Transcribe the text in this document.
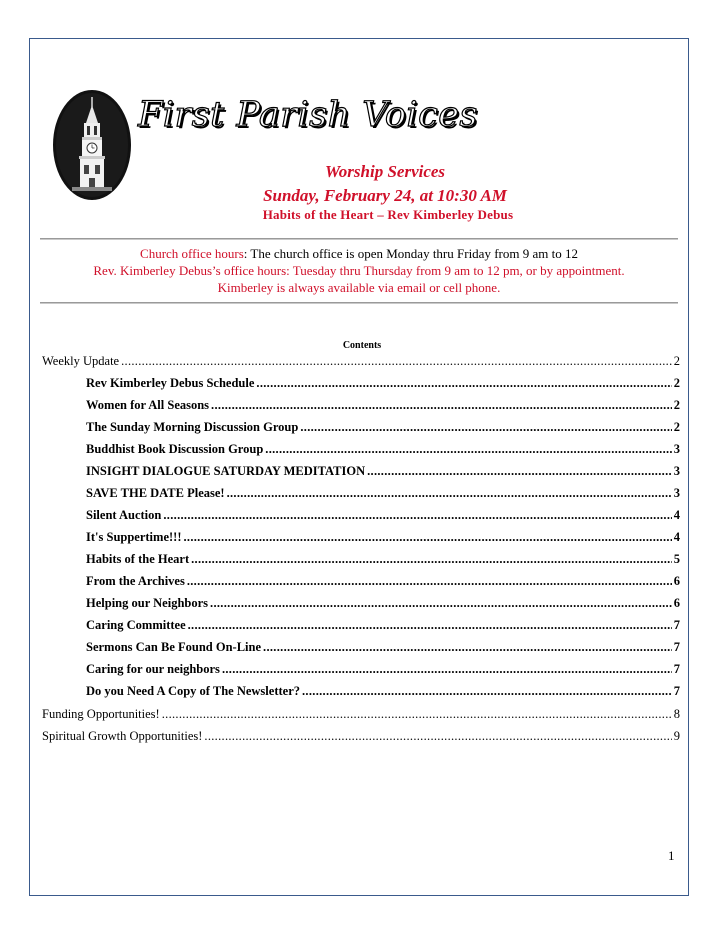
First Parish Voices
Worship Services
Sunday, February 24, at 10:30 AM
Habits of the Heart – Rev Kimberley Debus
Church office hours: The church office is open Monday thru Friday from 9 am to 12
Rev. Kimberley Debus’s office hours: Tuesday thru Thursday from 9 am to 12 pm, or by appointment.
Kimberley is always available via email or cell phone.
Contents
Weekly Update .....	2
Rev Kimberley Debus Schedule .....	2
Women for All Seasons .....	2
The Sunday Morning Discussion Group .....	2
Buddhist Book Discussion Group .....	3
INSIGHT DIALOGUE SATURDAY MEDITATION .....	3
SAVE THE DATE Please! .....	3
Silent Auction .....	4
It's Suppertime!!! .....	4
Habits of the Heart .....	5
From the Archives .....	6
Helping our Neighbors .....	6
Caring Committee .....	7
Sermons Can Be Found On-Line .....	7
Caring for our neighbors .....	7
Do you Need A Copy of The Newsletter? .....	7
Funding Opportunities! .....	8
Spiritual Growth Opportunities! .....	9
1
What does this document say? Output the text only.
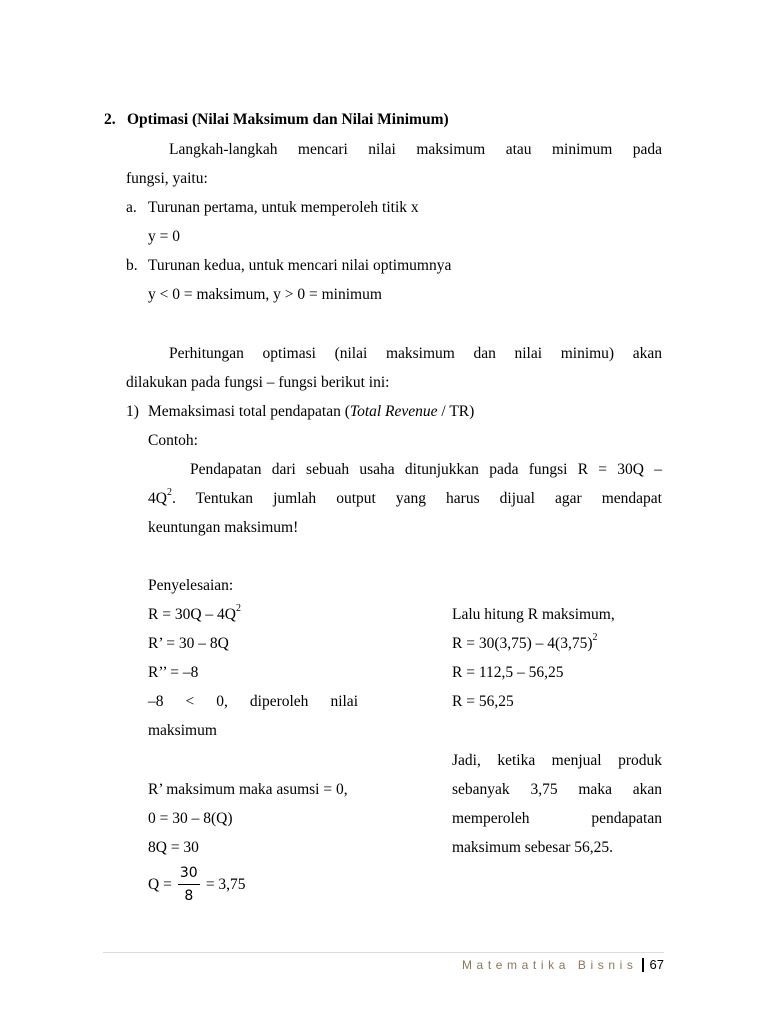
2. Optimasi (Nilai Maksimum dan Nilai Minimum)
Langkah-langkah mencari nilai maksimum atau minimum pada
fungsi, yaitu:
a. Turunan pertama, untuk memperoleh titik x
y = 0
b. Turunan kedua, untuk mencari nilai optimumnya
y < 0 = maksimum, y > 0 = minimum
Perhitungan optimasi (nilai maksimum dan nilai minimu) akan
dilakukan pada fungsi – fungsi berikut ini:
1) Memaksimasi total pendapatan (Total Revenue / TR)
Contoh:
Pendapatan dari sebuah usaha ditunjukkan pada fungsi R = 30Q –
$4Q^2$. Tentukan jumlah output yang harus dijual agar mendapat
keuntungan maksimum!
Penyelesaian:
$R = 30Q - 4Q^2$
R’ = 30 – 8Q
R’’ = –8
–8 < 0, diperoleh nilai
maksimum
R’ maksimum maka asumsi = 0,
0 = 30 – 8(Q)
8Q = 30
Q =
30
8
= 3,75
Lalu hitung R maksimum,
$R = 30(3,75) - 4(3,75)^2$
R = 112,5 – 56,25
R = 56,25
Jadi, ketika menjual produk
sebanyak 3,75 maka akan
memperoleh pendapatan
maksimum sebesar 56,25.
Matematika Bisnis 67
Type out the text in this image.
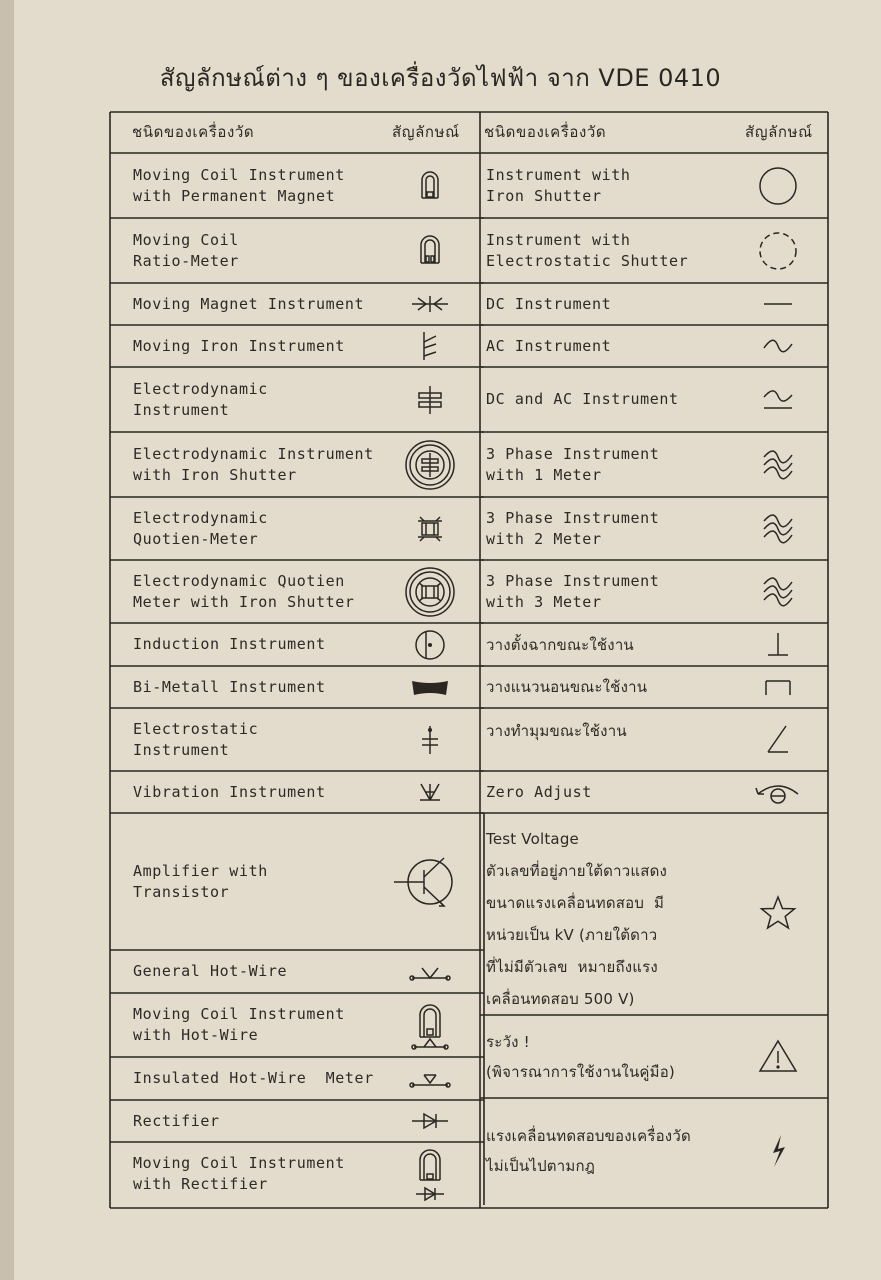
สัญลักษณ์ต่าง ๆ ของเครื่องวัดไฟฟ้า จาก VDE 0410
ชนิดของเครื่องวัด	สัญลักษณ์ ชนิดของเครื่องวัด	สัญลักษณ์
Moving Coil Instrument
with Permanent Magnet
Moving Coil
Ratio-Meter
Moving Magnet Instrument
Moving Iron Instrument
Electrodynamic
Instrument
Electrodynamic Instrument
with Iron Shutter
Electrodynamic
Quotien-Meter
Electrodynamic Quotien
Meter with Iron Shutter
Induction Instrument
Bi-Metall Instrument
Electrostatic
Instrument
Vibration Instrument
Amplifier with
Transistor
General Hot-Wire
Moving Coil Instrument
with Hot-Wire
Insulated Hot-Wire  Meter
Rectifier
Moving Coil Instrument
with Rectifier
Instrument with
Iron Shutter
Instrument with
Electrostatic Shutter
DC Instrument
AC Instrument
DC and AC Instrument
3 Phase Instrument
with 1 Meter
3 Phase Instrument
with 2 Meter
3 Phase Instrument
with 3 Meter
วางตั้งฉากขณะใช้งาน
วางแนวนอนขณะใช้งาน
วางทำมุมขณะใช้งาน
Zero Adjust
Test Voltage
ตัวเลขที่อยู่ภายใต้ดาวแสดง
ขนาดแรงเคลื่อนทดสอบ  มี
หน่วยเป็น kV (ภายใต้ดาว
ที่ไม่มีตัวเลข  หมายถึงแรง
เคลื่อนทดสอบ 500 V)
ระวัง !
(พิจารณาการใช้งานในคู่มือ)
แรงเคลื่อนทดสอบของเครื่องวัด
ไม่เป็นไปตามกฎ
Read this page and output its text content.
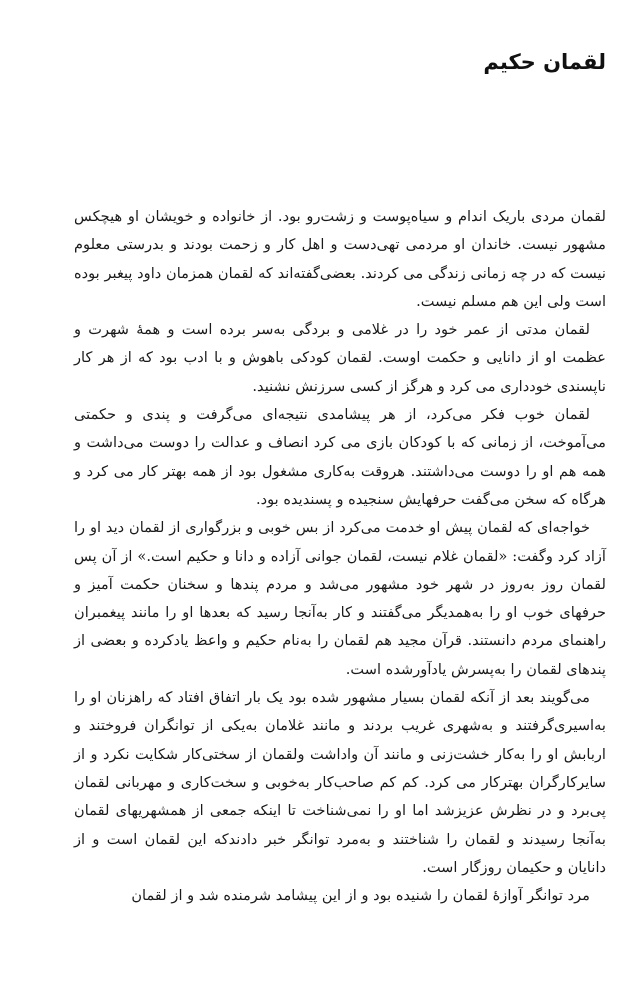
لقمان حکیم

لقمان مردی باریک اندام و سیاه‌پوست و زشت‌رو بود. از خانواده و خویشان او هیچکس مشهور نیست. خاندان او مردمی تهی‌دست و اهل کار و زحمت بودند و بدرستی معلوم نیست که در چه زمانی زندگی می کردند. بعضی‌گفته‌اند که لقمان همزمان داود پیغبر بوده است ولی این هم مسلم نیست.

لقمان مدتی از عمر خود را در غلامی و بردگی به‌سر برده است و همهٔ شهرت و عظمت او از دانایی و حکمت اوست. لقمان کودکی باهوش و با ادب بود که از هر کار ناپسندی خودداری می کرد و هرگز از کسی سرزنش نشنید.

لقمان خوب فکر می‌کرد، از هر پیشامدی نتیجه‌ای می‌گرفت و پندی و حکمتی می‌آموخت، از زمانی که با کودکان بازی می کرد انصاف و عدالت را دوست می‌داشت و همه هم او را دوست می‌داشتند. هروقت به‌کاری مشغول بود از همه بهتر کار می کرد و هرگاه که سخن می‌گفت حرفهایش سنجیده و پسندیده بود.

خواجه‌ای که لقمان پیش او خدمت می‌کرد از بس خوبی و بزرگواری از لقمان دید او را آزاد کرد وگفت: «لقمان غلام نیست، لقمان جوانی آزاده و دانا و حکیم است.» از آن پس لقمان روز به‌روز در شهر خود مشهور می‌شد و مردم پندها و سخنان حکمت آمیز و حرفهای خوب او را به‌همدیگر می‌گفتند و کار به‌آنجا رسید که بعدها او را مانند پیغمبران راهنمای مردم دانستند. قرآن مجید هم لقمان را به‌نام حکیم و واعظ یادکرده و بعضی از پندهای لقمان را به‌پسرش یادآورشده است.

می‌گویند بعد از آنکه لقمان بسیار مشهور شده بود یک بار اتفاق افتاد که راهزنان او را به‌اسیری‌گرفتند و به‌شهری غریب بردند و مانند غلامان به‌یکی از توانگران فروختند و اربابش او را به‌کار خشت‌زنی و مانند آن واداشت ولقمان از سختی‌کار شکایت نکرد و از سایرکارگران بهترکار می کرد. کم کم صاحب‌کار به‌خوبی و سخت‌کاری و مهربانی لقمان پی‌برد و در نظرش عزیزشد اما او را نمی‌شناخت تا اینکه جمعی از همشهریهای لقمان به‌آنجا رسیدند و لقمان را شناختند و به‌مرد توانگر خبر دادندکه این لقمان است و از دانایان و حکیمان روزگار است.

مرد توانگر آوازهٔ لقمان را شنیده بود و از این پیشامد شرمنده شد و از لقمان
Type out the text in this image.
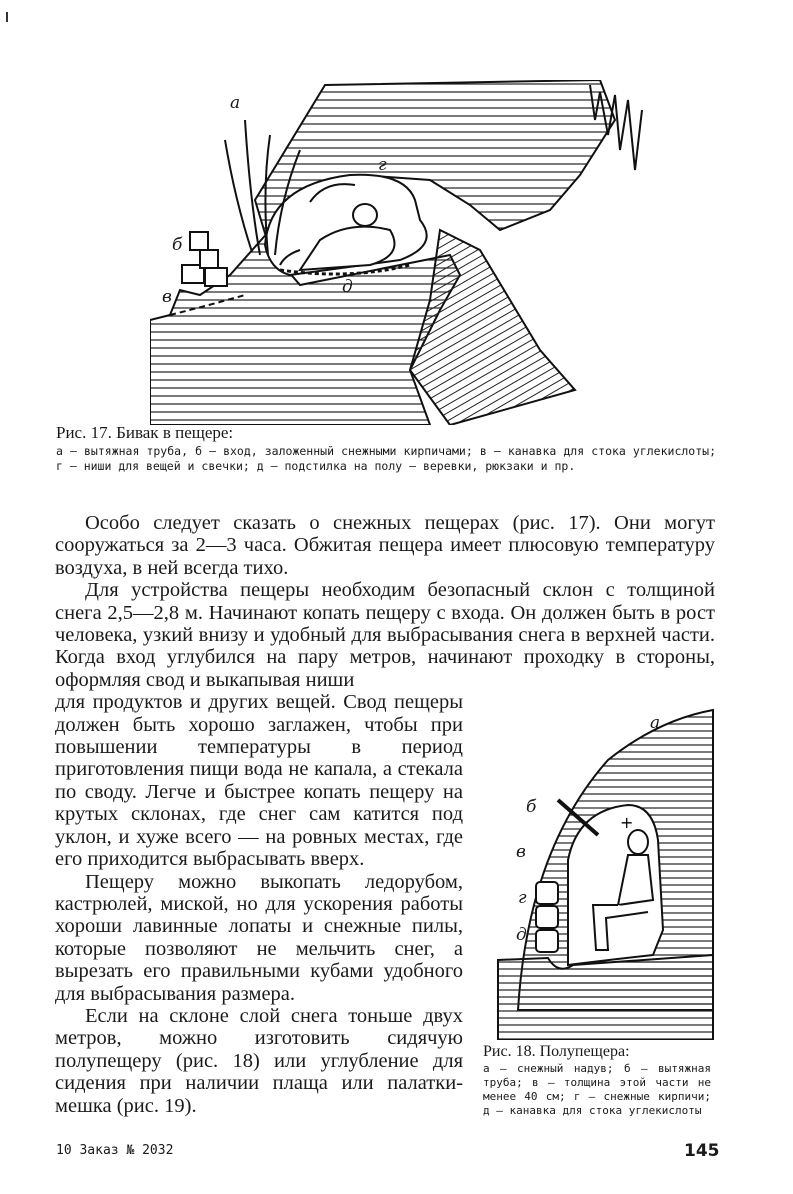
а
б
в
г
д
Рис. 17. Бивак в пещере:
а — вытяжная труба, б — вход, заложенный снежными кирпичами; в — канавка для стока углекислоты; г — ниши для вещей и свечки; д — подстилка на полу — веревки, рюкзаки и пр.

Особо следует сказать о снежных пещерах (рис. 17). Они могут сооружаться за 2—3 часа. Обжитая пещера имеет плюсовую температуру воздуха, в ней всегда тихо.

Для устройства пещеры необходим безопасный склон с толщиной снега 2,5—2,8 м. Начинают копать пещеру с входа. Он должен быть в рост человека, узкий внизу и удобный для выбрасывания снега в верхней части. Когда вход углубился на пару метров, начинают проходку в стороны, оформляя свод и выкапывая ниши

для продуктов и других вещей. Свод пещеры должен быть хорошо заглажен, чтобы при повышении температуры в период приготовления пищи вода не капала, а стекала по своду. Легче и быстрее копать пещеру на крутых склонах, где снег сам катится под уклон, и хуже всего — на ровных местах, где его приходится выбрасывать вверх.

Пещеру можно выкопать ледорубом, кастрюлей, миской, но для ускорения работы хороши лавинные лопаты и снежные пилы, которые позволяют не мельчить снег, а вырезать его правильными кубами удобного для выбрасывания размера.

Если на склоне слой снега тоньше двух метров, можно изготовить сидячую полупещеру (рис. 18) или углубление для сидения при наличии плаща или палатки-мешка (рис. 19).

+
а
б
в
г
д
Рис. 18. Полупещера:
а — снежный надув; б — вытяжная труба; в — толщина этой части не менее 40 см; г — снежные кирпичи; д — канавка для стока углекислоты
10 Заказ № 2032	145
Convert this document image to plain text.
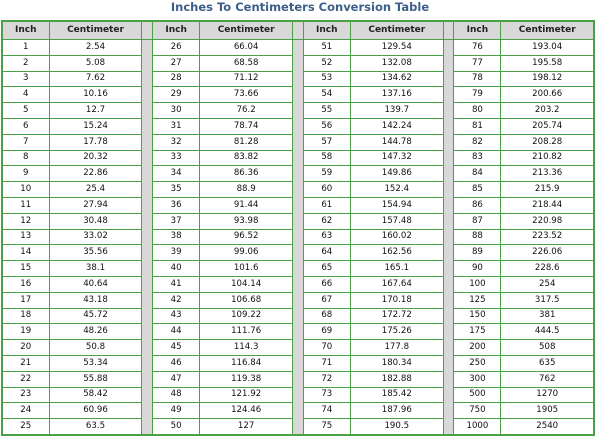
Inches To Centimeters Conversion Table
Inch	Centimeter		Inch	Centimeter		Inch	Centimeter		Inch	Centimeter
1	2.54		26	66.04		51	129.54		76	193.04
2	5.08		27	68.58		52	132.08		77	195.58
3	7.62		28	71.12		53	134.62		78	198.12
4	10.16		29	73.66		54	137.16		79	200.66
5	12.7		30	76.2		55	139.7		80	203.2
6	15.24		31	78.74		56	142.24		81	205.74
7	17.78		32	81.28		57	144.78		82	208.28
8	20.32		33	83.82		58	147.32		83	210.82
9	22.86		34	86.36		59	149.86		84	213.36
10	25.4		35	88.9		60	152.4		85	215.9
11	27.94		36	91.44		61	154.94		86	218.44
12	30.48		37	93.98		62	157.48		87	220.98
13	33.02		38	96.52		63	160.02		88	223.52
14	35.56		39	99.06		64	162.56		89	226.06
15	38.1		40	101.6		65	165.1		90	228.6
16	40.64		41	104.14		66	167.64		100	254
17	43.18		42	106.68		67	170.18		125	317.5
18	45.72		43	109.22		68	172.72		150	381
19	48.26		44	111.76		69	175.26		175	444.5
20	50.8		45	114.3		70	177.8		200	508
21	53.34		46	116.84		71	180.34		250	635
22	55.88		47	119.38		72	182.88		300	762
23	58.42		48	121.92		73	185.42		500	1270
24	60.96		49	124.46		74	187.96		750	1905
25	63.5		50	127		75	190.5		1000	2540
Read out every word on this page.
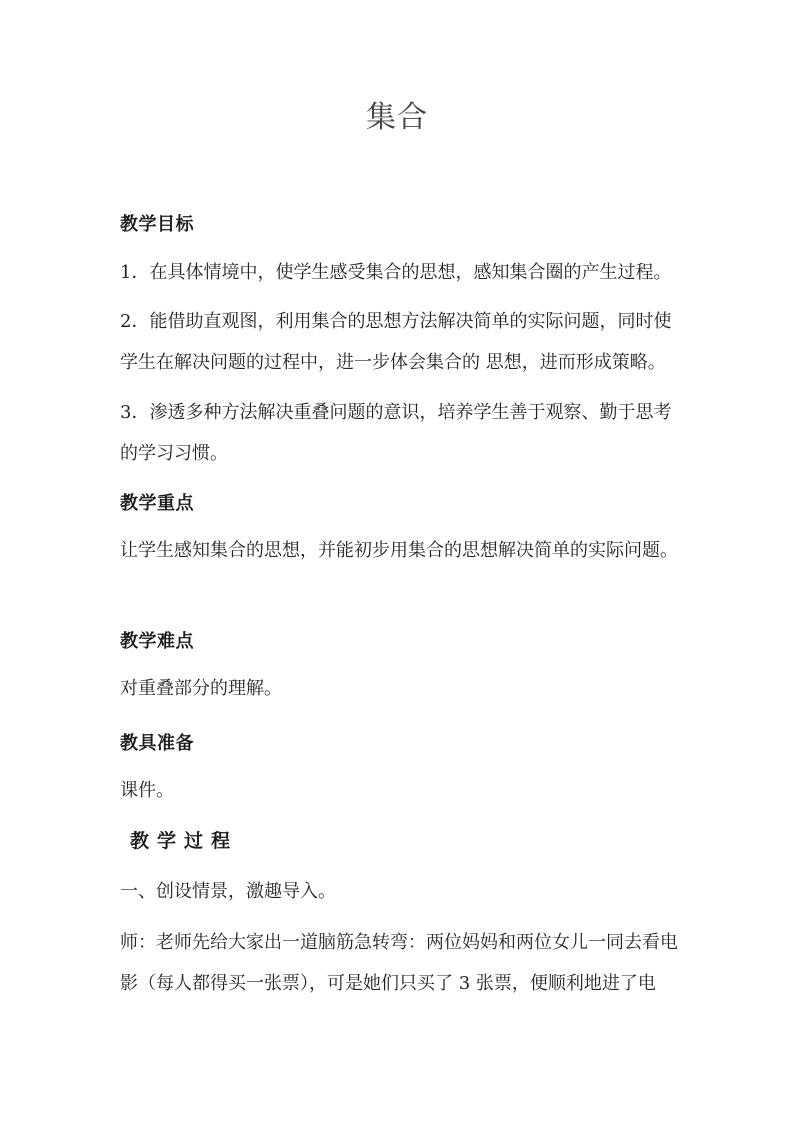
集合
教学目标
1．在具体情境中，使学生感受集合的思想，感知集合圈的产生过程。
2．能借助直观图，利用集合的思想方法解决简单的实际问题，同时使学生在解决问题的过程中，进一步体会集合的 思想，进而形成策略。
3．渗透多种方法解决重叠问题的意识，培养学生善于观察、勤于思考的学习习惯。
教学重点
让学生感知集合的思想，并能初步用集合的思想解决简单的实际问题。
教学难点
对重叠部分的理解。
教具准备
课件。
教学过程
一、创设情景，激趣导入。
师：老师先给大家出一道脑筋急转弯：两位妈妈和两位女儿一同去看电影（每人都得买一张票），可是她们只买了 3 张票，便顺利地进了电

■ ■ ■ ■ ■ ■ ■

▶ _Goal_: Only lines holding the string "снега" are wanted; gather each one from the entries above.

▶ _The output_:
Для устройства пещеры необходим безопасный склон с толщиной снега 2,5—2,8 м. Начинают копать пещеру с входа. Он должен быть в рост человека, узкий внизу и удобный для выбрасывания снега в верхней части. Когда вход углубился на пару метров, начинают проходку в стороны, оформляя свод и выкапывая ниши
Если на склоне слой снега тоньше двух метров, можно изготовить сидячую полупещеру (рис. 18) или углубление для сидения при наличии плаща или палатки-мешка (рис. 19).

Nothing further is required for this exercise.